▶ **Prompt**
Entries follow. Set all of them down as they stand.

(Stored items)

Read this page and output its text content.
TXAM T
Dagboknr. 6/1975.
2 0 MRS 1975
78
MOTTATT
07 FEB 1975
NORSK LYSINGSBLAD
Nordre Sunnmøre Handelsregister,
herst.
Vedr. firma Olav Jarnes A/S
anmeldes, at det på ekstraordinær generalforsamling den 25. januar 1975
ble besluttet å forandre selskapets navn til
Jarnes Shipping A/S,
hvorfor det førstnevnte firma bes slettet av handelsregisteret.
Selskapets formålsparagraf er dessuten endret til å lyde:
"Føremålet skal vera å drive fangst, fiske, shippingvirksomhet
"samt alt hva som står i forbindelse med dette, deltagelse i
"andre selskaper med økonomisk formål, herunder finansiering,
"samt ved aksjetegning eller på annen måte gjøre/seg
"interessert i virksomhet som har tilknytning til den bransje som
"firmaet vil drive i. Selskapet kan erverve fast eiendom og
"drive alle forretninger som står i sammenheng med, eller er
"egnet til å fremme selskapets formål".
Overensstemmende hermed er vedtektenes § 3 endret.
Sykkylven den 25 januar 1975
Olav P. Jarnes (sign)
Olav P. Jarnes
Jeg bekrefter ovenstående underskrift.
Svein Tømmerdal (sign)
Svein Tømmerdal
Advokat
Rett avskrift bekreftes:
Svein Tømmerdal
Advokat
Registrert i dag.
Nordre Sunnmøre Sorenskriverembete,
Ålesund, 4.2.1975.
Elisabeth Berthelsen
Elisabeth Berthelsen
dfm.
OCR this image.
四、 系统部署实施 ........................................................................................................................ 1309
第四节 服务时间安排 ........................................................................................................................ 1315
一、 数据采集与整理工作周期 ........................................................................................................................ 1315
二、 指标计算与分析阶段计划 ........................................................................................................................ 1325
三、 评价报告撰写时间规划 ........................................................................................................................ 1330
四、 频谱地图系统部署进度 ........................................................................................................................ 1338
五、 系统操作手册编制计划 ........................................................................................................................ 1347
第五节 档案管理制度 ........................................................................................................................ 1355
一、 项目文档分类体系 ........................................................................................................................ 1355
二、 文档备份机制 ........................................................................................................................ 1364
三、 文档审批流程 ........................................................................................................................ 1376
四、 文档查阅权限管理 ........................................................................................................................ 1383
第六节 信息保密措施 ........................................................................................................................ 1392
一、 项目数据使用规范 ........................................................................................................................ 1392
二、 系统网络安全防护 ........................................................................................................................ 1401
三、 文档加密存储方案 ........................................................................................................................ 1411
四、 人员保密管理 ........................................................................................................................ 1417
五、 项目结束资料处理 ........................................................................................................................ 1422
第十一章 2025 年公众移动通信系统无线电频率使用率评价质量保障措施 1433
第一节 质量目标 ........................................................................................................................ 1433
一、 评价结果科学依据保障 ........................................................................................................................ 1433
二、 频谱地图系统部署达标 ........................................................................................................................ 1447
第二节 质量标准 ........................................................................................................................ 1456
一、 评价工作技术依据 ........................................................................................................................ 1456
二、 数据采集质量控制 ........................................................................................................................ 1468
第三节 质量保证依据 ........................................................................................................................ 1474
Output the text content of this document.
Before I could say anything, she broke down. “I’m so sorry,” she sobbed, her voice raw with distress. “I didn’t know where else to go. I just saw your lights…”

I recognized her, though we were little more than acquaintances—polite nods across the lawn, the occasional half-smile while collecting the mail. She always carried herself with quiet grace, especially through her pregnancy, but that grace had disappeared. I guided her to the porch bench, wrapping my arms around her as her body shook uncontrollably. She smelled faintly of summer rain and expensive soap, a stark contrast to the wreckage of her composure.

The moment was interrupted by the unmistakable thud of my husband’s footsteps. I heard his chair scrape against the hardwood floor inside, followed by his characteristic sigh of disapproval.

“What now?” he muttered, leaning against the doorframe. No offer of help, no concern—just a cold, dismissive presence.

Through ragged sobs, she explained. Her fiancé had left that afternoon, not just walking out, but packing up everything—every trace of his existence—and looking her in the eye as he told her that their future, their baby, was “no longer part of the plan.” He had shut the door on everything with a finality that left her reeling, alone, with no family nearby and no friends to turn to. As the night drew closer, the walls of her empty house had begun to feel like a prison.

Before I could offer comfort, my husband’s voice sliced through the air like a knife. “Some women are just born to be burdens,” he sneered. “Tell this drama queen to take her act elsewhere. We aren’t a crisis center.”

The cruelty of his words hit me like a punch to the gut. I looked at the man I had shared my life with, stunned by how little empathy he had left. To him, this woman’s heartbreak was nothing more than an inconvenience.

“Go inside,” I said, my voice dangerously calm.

▶ **Complete response**
Read this page and output its text content.
TXAM T
Dagboknr. 6/1975.
2 0 MRS 1975
78
MOTTATT
07 FEB 1975
NORSK LYSINGSBLAD
Nordre Sunnmøre Handelsregister,
herst.
Vedr. firma Olav Jarnes A/S
anmeldes, at det på ekstraordinær generalforsamling den 25. januar 1975
ble besluttet å forandre selskapets navn til
Jarnes Shipping A/S,
hvorfor det førstnevnte firma bes slettet av handelsregisteret.
Selskapets formålsparagraf er dessuten endret til å lyde:
"Føremålet skal vera å drive fangst, fiske, shippingvirksomhet
"samt alt hva som står i forbindelse med dette, deltagelse i
"andre selskaper med økonomisk formål, herunder finansiering,
"samt ved aksjetegning eller på annen måte gjøre/seg
"interessert i virksomhet som har tilknytning til den bransje som
"firmaet vil drive i. Selskapet kan erverve fast eiendom og
"drive alle forretninger som står i sammenheng med, eller er
"egnet til å fremme selskapets formål".
Overensstemmende hermed er vedtektenes § 3 endret.
Sykkylven den 25 januar 1975
Olav P. Jarnes (sign)
Olav P. Jarnes
Jeg bekrefter ovenstående underskrift.
Svein Tømmerdal (sign)
Svein Tømmerdal
Advokat
Rett avskrift bekreftes:
Svein Tømmerdal
Advokat
Registrert i dag.
Nordre Sunnmøre Sorenskriverembete,
Ålesund, 4.2.1975.
Elisabeth Berthelsen
Elisabeth Berthelsen
dfm.
OCR this image.
四、 系统部署实施 ........................................................................................................................ 1309
第四节 服务时间安排 ........................................................................................................................ 1315
一、 数据采集与整理工作周期 ........................................................................................................................ 1315
二、 指标计算与分析阶段计划 ........................................................................................................................ 1325
三、 评价报告撰写时间规划 ........................................................................................................................ 1330
四、 频谱地图系统部署进度 ........................................................................................................................ 1338
五、 系统操作手册编制计划 ........................................................................................................................ 1347
第五节 档案管理制度 ........................................................................................................................ 1355
一、 项目文档分类体系 ........................................................................................................................ 1355
二、 文档备份机制 ........................................................................................................................ 1364
三、 文档审批流程 ........................................................................................................................ 1376
四、 文档查阅权限管理 ........................................................................................................................ 1383
第六节 信息保密措施 ........................................................................................................................ 1392
一、 项目数据使用规范 ........................................................................................................................ 1392
二、 系统网络安全防护 ........................................................................................................................ 1401
三、 文档加密存储方案 ........................................................................................................................ 1411
四、 人员保密管理 ........................................................................................................................ 1417
五、 项目结束资料处理 ........................................................................................................................ 1422
第十一章 2025 年公众移动通信系统无线电频率使用率评价质量保障措施 1433
第一节 质量目标 ........................................................................................................................ 1433
一、 评价结果科学依据保障 ........................................................................................................................ 1433
二、 频谱地图系统部署达标 ........................................................................................................................ 1447
第二节 质量标准 ........................................................................................................................ 1456
一、 评价工作技术依据 ........................................................................................................................ 1456
二、 数据采集质量控制 ........................................................................................................................ 1468
第三节 质量保证依据 ........................................................................................................................ 1474
Output the text content of this document.
Before I could say anything, she broke down. “I’m so sorry,” she sobbed, her voice raw with distress. “I didn’t know where else to go. I just saw your lights…”

I recognized her, though we were little more than acquaintances—polite nods across the lawn, the occasional half-smile while collecting the mail. She always carried herself with quiet grace, especially through her pregnancy, but that grace had disappeared. I guided her to the porch bench, wrapping my arms around her as her body shook uncontrollably. She smelled faintly of summer rain and expensive soap, a stark contrast to the wreckage of her composure.

The moment was interrupted by the unmistakable thud of my husband’s footsteps. I heard his chair scrape against the hardwood floor inside, followed by his characteristic sigh of disapproval.

“What now?” he muttered, leaning against the doorframe. No offer of help, no concern—just a cold, dismissive presence.

Through ragged sobs, she explained. Her fiancé had left that afternoon, not just walking out, but packing up everything—every trace of his existence—and looking her in the eye as he told her that their future, their baby, was “no longer part of the plan.” He had shut the door on everything with a finality that left her reeling, alone, with no family nearby and no friends to turn to. As the night drew closer, the walls of her empty house had begun to feel like a prison.

Before I could offer comfort, my husband’s voice sliced through the air like a knife. “Some women are just born to be burdens,” he sneered. “Tell this drama queen to take her act elsewhere. We aren’t a crisis center.”

The cruelty of his words hit me like a punch to the gut. I looked at the man I had shared my life with, stunned by how little empathy he had left. To him, this woman’s heartbreak was nothing more than an inconvenience.

“Go inside,” I said, my voice dangerously calm.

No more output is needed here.